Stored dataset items
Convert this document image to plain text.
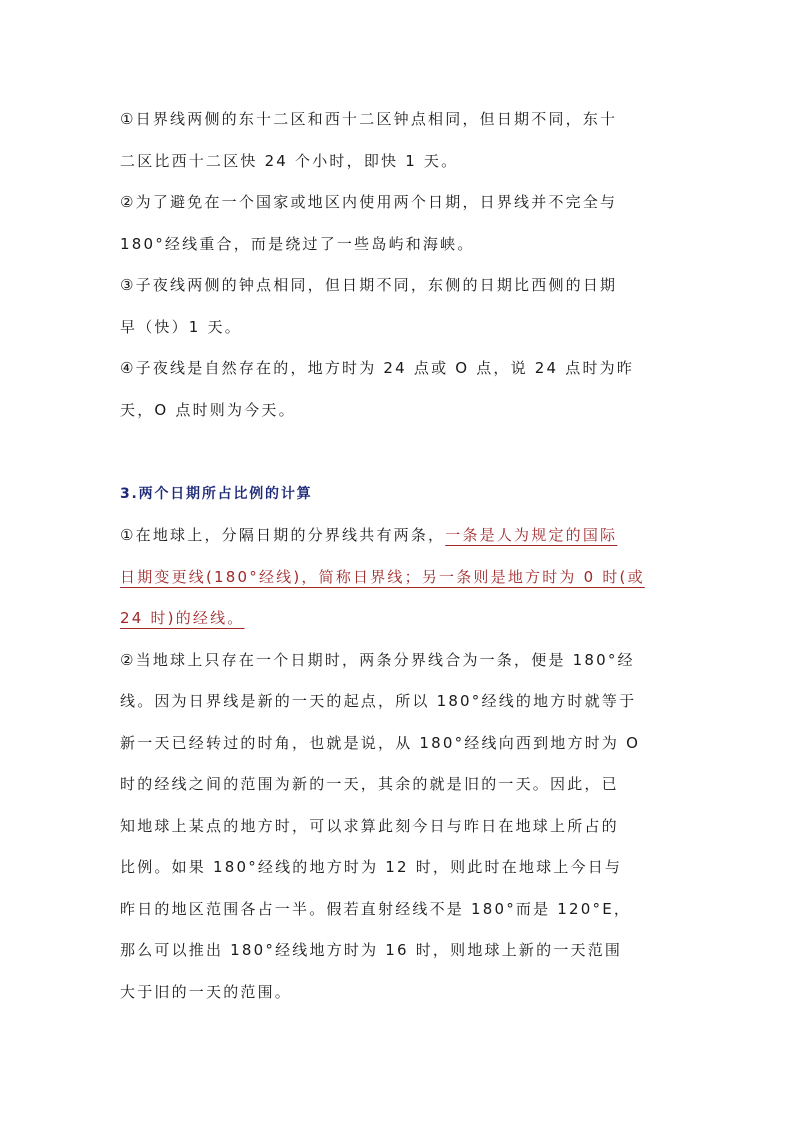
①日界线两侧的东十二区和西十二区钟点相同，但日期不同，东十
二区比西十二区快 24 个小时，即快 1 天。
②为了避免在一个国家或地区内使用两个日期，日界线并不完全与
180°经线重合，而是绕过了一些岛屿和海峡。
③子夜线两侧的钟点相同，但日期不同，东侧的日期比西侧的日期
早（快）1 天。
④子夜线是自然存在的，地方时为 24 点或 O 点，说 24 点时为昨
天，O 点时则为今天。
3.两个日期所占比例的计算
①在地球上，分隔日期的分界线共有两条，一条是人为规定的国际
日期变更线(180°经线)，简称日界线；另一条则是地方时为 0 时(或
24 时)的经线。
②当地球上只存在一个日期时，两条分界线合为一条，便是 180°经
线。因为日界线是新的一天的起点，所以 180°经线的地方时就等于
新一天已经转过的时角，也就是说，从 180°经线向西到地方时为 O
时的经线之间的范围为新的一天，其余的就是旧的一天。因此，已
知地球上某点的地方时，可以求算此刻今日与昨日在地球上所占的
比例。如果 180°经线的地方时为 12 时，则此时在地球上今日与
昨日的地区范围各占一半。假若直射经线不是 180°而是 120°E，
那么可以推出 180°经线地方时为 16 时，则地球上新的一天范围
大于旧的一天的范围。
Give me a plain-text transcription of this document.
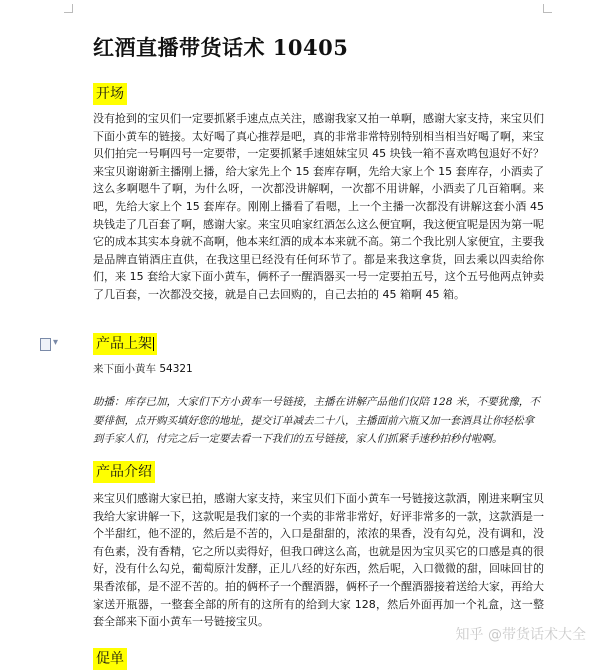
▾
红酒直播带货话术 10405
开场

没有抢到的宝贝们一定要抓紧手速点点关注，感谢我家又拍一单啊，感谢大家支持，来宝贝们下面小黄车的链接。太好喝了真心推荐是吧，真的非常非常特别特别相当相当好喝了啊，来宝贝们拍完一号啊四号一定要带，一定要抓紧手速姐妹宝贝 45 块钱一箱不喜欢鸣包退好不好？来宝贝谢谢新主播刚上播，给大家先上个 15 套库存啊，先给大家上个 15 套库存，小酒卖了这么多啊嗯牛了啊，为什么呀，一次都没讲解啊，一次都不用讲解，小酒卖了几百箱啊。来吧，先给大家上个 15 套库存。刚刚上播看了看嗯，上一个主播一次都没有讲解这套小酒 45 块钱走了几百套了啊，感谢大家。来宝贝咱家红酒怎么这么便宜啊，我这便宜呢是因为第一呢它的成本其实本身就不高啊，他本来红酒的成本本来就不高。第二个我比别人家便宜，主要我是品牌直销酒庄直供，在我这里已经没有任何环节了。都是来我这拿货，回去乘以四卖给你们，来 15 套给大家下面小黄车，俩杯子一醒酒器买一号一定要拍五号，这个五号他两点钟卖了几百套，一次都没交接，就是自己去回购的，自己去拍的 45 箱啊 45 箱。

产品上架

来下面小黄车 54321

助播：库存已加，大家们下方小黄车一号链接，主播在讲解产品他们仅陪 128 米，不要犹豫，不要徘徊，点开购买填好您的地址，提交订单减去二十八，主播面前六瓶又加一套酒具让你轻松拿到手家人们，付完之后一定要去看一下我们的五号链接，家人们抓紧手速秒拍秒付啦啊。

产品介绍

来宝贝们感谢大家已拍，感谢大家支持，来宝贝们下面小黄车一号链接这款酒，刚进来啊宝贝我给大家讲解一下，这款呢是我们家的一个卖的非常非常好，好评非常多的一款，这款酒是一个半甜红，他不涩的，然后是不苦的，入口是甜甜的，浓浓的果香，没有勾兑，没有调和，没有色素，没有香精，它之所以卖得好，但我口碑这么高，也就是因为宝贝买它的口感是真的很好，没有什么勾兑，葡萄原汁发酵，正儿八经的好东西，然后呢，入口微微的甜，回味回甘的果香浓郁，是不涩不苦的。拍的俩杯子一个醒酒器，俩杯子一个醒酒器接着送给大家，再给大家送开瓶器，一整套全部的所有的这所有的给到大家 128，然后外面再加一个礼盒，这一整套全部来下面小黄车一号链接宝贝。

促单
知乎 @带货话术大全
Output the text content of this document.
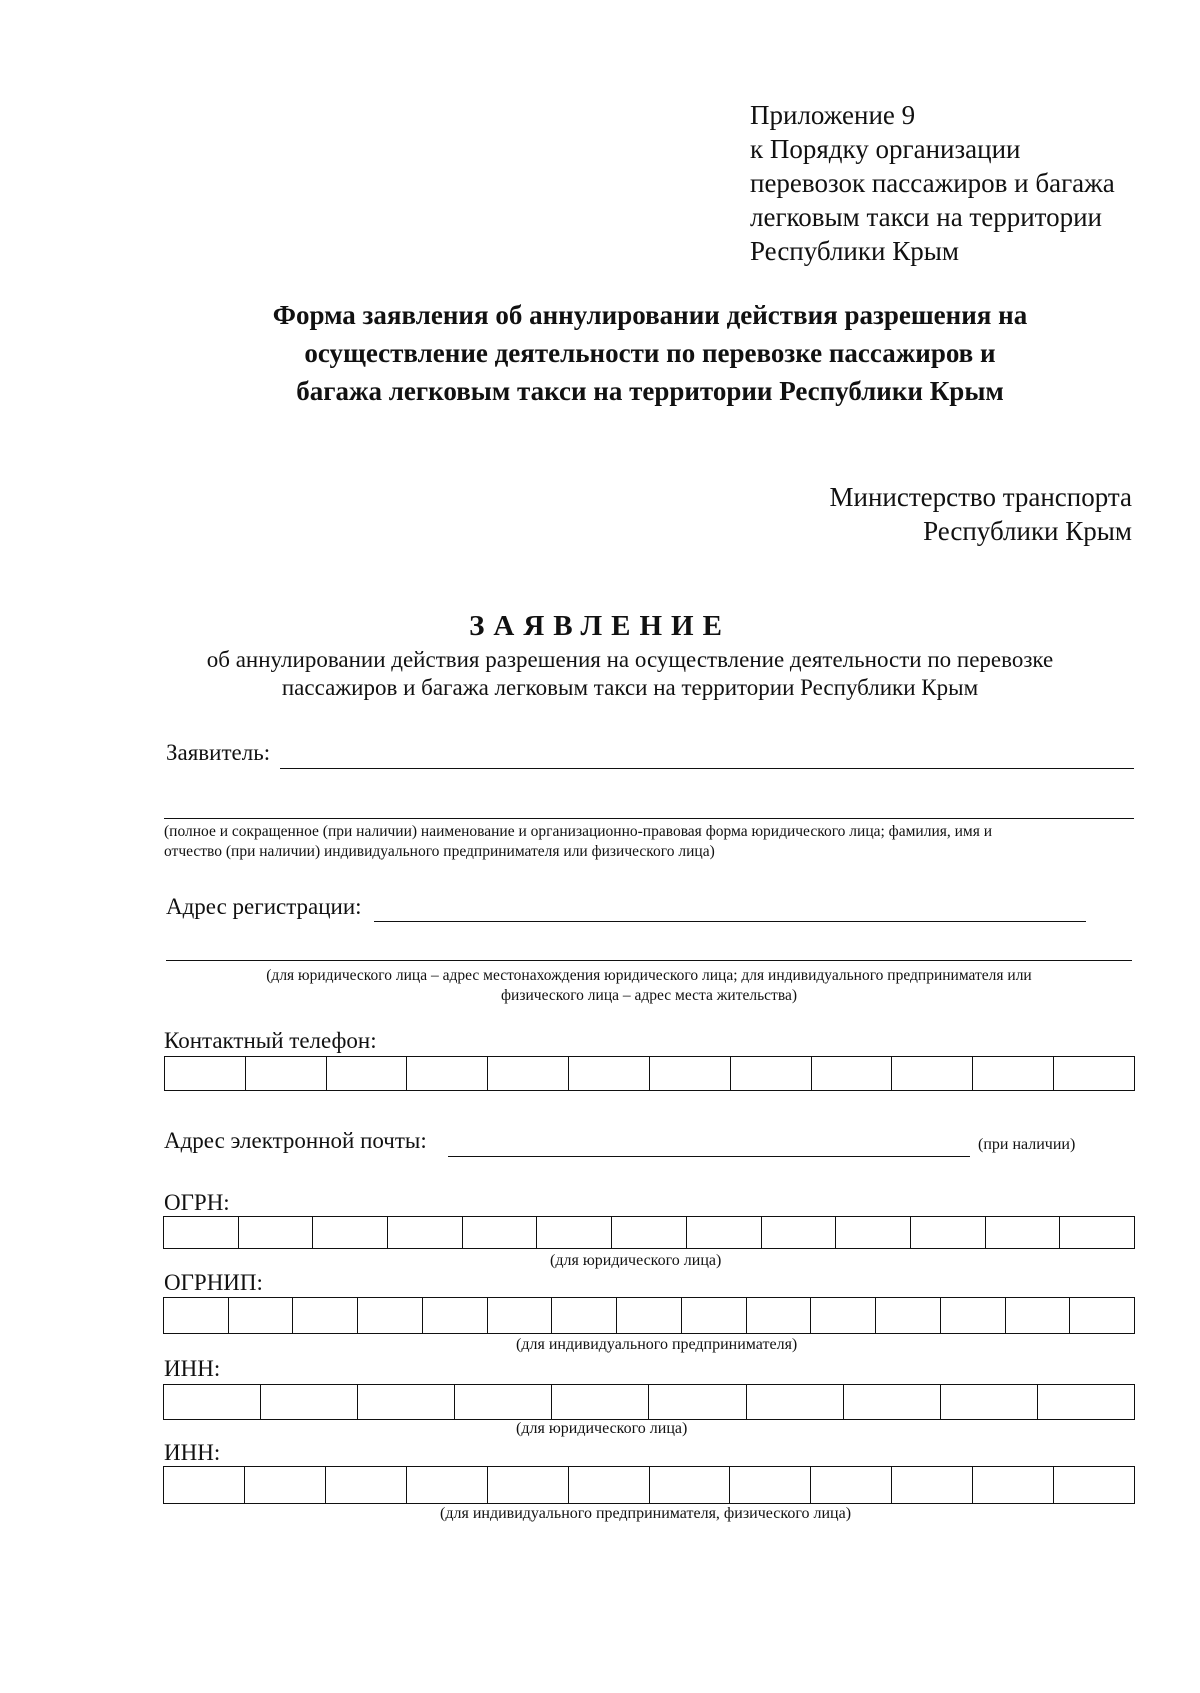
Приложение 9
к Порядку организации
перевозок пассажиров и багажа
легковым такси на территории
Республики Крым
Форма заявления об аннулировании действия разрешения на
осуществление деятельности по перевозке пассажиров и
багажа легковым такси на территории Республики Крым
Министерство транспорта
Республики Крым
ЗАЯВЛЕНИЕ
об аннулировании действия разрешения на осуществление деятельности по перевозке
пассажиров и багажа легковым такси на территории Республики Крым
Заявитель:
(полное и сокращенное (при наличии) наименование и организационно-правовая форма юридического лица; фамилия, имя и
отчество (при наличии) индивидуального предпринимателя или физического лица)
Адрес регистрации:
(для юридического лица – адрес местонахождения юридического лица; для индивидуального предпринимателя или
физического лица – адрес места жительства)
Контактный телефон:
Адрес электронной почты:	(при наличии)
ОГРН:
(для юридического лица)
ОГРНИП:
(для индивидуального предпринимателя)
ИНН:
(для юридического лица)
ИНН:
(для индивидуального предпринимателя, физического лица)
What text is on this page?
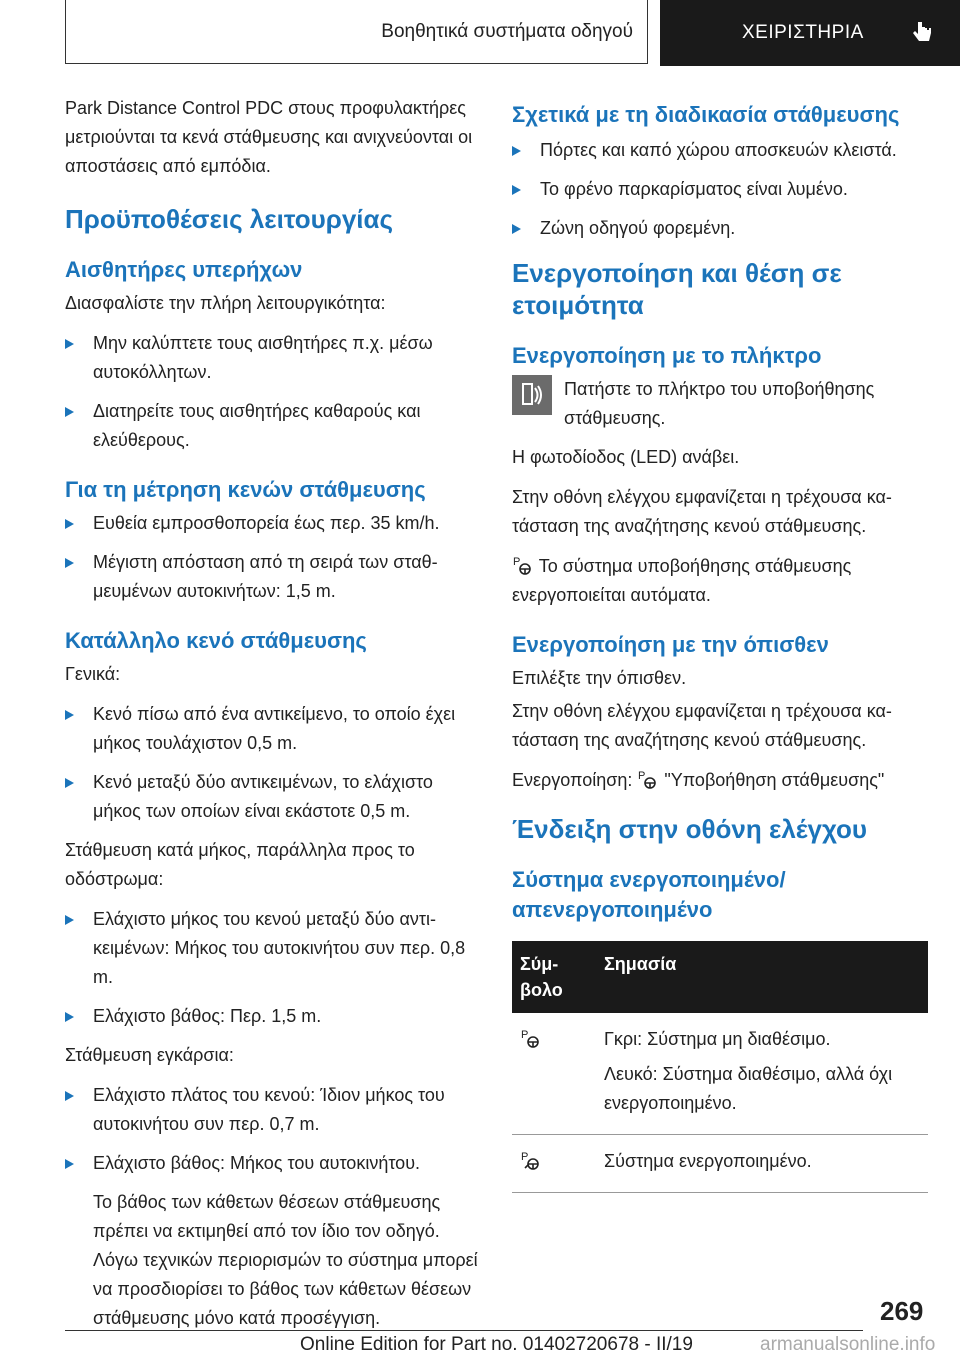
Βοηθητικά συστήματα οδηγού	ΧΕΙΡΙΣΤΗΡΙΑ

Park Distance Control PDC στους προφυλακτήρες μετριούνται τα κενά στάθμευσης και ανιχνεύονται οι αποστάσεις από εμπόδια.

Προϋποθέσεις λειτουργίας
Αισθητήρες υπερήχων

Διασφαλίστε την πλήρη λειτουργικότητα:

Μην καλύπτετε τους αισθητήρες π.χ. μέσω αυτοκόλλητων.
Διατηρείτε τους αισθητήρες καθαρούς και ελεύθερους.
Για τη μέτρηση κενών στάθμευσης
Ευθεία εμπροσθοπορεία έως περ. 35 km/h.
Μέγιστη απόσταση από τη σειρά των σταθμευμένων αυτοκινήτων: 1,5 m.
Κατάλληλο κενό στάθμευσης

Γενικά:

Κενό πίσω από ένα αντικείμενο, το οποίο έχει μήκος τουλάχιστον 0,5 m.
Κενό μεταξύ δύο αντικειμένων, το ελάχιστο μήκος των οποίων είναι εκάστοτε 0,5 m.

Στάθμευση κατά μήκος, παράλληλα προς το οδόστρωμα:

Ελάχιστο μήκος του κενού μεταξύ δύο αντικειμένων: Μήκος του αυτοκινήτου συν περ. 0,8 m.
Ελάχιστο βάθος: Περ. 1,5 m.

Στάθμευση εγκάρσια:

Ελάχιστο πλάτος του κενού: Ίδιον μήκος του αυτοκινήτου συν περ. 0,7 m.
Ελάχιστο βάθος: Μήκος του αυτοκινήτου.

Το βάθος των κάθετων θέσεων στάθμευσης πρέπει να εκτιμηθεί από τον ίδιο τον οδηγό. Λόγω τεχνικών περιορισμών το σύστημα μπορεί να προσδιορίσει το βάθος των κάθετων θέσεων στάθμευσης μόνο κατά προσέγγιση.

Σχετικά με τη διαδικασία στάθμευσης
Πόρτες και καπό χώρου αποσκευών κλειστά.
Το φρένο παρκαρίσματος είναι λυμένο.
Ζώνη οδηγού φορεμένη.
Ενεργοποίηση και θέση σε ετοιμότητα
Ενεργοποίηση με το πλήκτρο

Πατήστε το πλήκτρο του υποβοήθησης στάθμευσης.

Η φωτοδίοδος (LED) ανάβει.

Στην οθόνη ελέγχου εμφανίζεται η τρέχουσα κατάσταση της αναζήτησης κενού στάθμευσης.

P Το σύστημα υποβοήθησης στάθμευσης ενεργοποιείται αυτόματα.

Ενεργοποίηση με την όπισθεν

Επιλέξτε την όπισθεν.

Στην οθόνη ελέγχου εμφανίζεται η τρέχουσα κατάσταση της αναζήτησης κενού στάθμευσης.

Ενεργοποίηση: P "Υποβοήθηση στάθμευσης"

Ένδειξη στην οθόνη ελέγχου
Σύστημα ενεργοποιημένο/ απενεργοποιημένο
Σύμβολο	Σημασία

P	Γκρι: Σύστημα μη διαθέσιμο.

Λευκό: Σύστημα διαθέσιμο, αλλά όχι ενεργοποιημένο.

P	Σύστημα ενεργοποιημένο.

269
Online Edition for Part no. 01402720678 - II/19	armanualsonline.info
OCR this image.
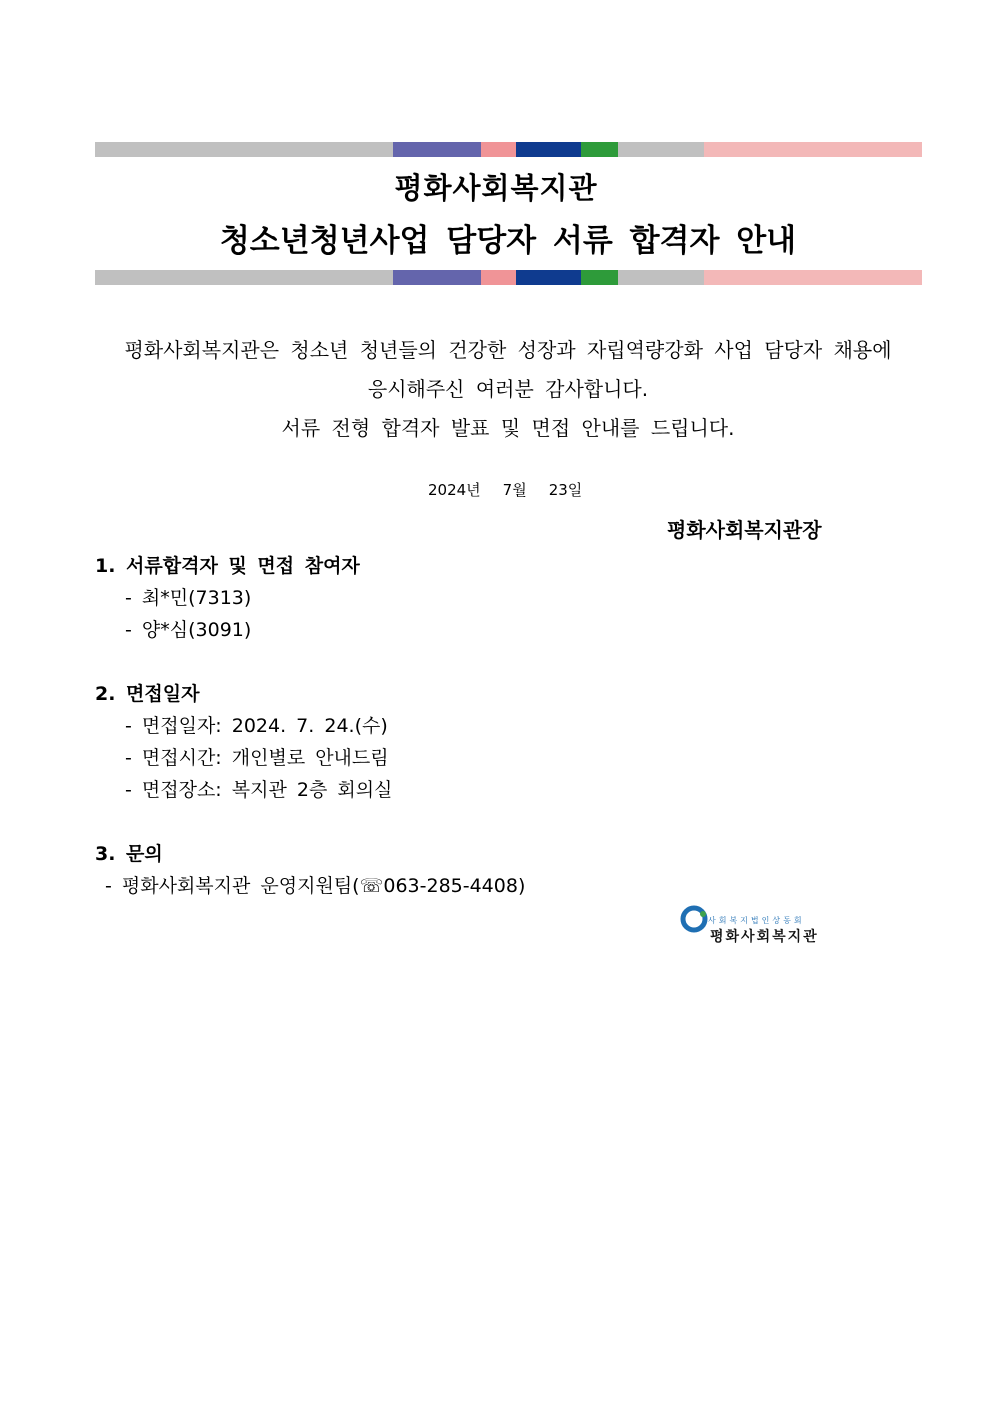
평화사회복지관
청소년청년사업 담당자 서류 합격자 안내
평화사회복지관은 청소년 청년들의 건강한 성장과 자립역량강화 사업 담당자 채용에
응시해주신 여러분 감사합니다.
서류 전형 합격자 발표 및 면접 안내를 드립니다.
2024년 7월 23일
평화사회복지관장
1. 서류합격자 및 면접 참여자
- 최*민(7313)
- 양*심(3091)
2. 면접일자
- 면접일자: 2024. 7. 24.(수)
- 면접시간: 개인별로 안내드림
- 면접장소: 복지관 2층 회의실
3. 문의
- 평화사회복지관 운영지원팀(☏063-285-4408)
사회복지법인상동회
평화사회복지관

* Your task: From the listing above, copy every line that holds the string "Ενεργοποίηση".

* Response for this exercise:
Ενεργοποίηση και θέση σε ετοιμότητα
Ενεργοποίηση με το πλήκτρο
Ενεργοποίηση με την όπισθεν
Ενεργοποίηση: P "Υποβοήθηση στάθμευσης"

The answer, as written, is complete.